[Begin]
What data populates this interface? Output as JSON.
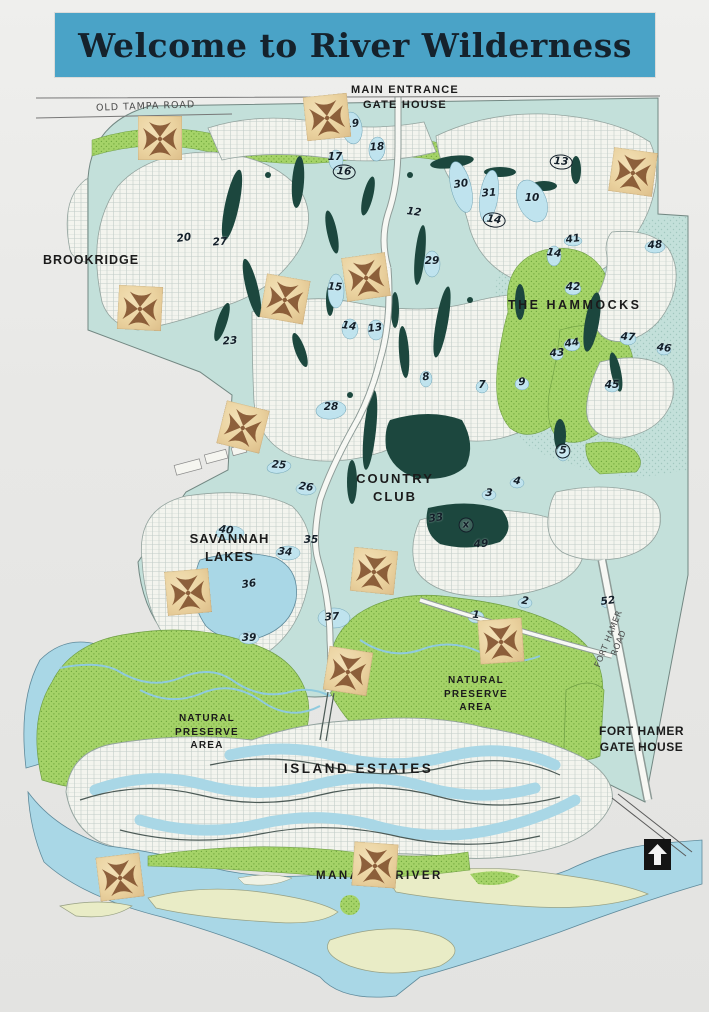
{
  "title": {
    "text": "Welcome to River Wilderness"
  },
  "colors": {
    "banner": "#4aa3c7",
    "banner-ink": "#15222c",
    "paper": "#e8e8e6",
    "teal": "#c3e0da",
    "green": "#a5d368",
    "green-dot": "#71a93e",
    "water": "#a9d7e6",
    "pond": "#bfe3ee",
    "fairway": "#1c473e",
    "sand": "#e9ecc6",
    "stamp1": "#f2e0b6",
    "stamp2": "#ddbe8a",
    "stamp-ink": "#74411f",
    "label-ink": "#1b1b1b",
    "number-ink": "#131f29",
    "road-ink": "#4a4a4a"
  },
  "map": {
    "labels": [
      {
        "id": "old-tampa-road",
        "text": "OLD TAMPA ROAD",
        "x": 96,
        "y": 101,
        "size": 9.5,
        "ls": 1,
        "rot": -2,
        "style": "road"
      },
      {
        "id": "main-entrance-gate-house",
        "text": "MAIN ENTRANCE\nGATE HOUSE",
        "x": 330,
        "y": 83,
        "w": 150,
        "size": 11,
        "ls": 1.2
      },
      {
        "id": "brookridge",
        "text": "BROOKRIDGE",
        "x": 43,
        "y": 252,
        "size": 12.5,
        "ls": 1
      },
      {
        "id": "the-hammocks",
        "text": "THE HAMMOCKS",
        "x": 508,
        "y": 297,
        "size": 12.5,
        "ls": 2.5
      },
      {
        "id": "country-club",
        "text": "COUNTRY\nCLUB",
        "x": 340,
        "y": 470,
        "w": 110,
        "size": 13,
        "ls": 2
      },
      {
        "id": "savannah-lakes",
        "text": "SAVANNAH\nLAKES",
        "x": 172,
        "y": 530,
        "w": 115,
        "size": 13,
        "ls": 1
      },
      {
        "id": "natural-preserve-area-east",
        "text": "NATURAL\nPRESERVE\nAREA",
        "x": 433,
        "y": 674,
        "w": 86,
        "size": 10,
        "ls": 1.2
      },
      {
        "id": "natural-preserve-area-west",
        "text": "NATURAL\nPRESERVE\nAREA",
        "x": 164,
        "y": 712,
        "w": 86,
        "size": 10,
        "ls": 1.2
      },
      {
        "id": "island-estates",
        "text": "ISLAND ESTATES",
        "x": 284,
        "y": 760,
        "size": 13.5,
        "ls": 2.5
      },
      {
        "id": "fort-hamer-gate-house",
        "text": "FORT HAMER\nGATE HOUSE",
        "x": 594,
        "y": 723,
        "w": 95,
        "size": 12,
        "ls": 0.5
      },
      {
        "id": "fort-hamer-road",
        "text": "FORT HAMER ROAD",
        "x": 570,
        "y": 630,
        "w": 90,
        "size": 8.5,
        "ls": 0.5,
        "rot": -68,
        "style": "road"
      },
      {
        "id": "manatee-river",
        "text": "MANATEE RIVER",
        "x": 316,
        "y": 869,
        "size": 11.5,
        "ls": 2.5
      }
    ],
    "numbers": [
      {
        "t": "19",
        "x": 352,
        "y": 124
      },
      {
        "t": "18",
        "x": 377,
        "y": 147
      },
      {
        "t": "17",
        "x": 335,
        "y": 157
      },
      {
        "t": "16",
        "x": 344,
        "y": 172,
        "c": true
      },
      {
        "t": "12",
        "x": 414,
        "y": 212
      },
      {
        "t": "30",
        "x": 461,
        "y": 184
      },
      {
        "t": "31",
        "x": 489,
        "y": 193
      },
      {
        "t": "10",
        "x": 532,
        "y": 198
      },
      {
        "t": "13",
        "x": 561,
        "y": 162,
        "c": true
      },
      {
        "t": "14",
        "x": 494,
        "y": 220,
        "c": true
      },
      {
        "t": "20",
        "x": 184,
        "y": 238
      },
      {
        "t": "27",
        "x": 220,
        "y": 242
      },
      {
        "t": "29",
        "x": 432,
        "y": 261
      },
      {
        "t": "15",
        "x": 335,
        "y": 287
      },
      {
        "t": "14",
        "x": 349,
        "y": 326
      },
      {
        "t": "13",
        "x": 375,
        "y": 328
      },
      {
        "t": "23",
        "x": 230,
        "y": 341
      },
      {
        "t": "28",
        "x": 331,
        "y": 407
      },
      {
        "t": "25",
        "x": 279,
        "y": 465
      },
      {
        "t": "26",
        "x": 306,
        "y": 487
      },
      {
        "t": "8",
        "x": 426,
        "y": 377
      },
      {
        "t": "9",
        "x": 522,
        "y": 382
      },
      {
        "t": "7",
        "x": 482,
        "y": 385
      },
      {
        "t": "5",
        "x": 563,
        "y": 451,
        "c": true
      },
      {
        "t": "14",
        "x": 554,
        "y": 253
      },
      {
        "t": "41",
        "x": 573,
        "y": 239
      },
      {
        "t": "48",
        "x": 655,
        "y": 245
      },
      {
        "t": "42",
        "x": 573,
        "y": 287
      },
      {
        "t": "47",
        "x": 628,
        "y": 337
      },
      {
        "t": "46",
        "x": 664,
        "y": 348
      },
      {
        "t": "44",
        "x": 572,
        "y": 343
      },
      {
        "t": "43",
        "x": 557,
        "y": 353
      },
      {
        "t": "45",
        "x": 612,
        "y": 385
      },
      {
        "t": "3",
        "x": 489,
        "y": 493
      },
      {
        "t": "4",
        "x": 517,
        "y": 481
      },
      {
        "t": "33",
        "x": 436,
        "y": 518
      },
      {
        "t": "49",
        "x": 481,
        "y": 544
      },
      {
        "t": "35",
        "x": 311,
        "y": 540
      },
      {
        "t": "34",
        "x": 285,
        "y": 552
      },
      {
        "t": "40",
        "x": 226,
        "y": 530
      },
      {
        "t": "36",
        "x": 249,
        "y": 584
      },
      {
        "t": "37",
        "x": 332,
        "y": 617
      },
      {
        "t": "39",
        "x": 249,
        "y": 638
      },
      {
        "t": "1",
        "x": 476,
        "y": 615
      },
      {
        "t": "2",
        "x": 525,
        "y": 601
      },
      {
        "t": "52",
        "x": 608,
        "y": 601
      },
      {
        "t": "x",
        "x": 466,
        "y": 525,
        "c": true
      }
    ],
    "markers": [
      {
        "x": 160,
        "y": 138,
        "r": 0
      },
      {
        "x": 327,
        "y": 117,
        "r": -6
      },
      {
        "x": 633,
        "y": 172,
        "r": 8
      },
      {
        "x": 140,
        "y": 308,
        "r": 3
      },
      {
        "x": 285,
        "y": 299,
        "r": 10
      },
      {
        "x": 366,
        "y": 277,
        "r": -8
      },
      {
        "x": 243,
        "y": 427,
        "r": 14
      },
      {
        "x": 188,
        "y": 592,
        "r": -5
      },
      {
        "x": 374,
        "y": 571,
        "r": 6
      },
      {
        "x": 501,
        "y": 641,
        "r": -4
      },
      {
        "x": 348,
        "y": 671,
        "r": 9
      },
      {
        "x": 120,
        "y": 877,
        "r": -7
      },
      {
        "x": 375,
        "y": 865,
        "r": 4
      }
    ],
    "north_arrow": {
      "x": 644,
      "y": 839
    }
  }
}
[End]
[To do] Copy out every line where the word "size" occurs.

[Answer for this exercise]
        "size": 9.5,
        "size": 11,
        "size": 12.5,
        "size": 12.5,
        "size": 13,
        "size": 13,
        "size": 10,
        "size": 10,
        "size": 13.5,
        "size": 12,
        "size": 8.5,
        "size": 11.5,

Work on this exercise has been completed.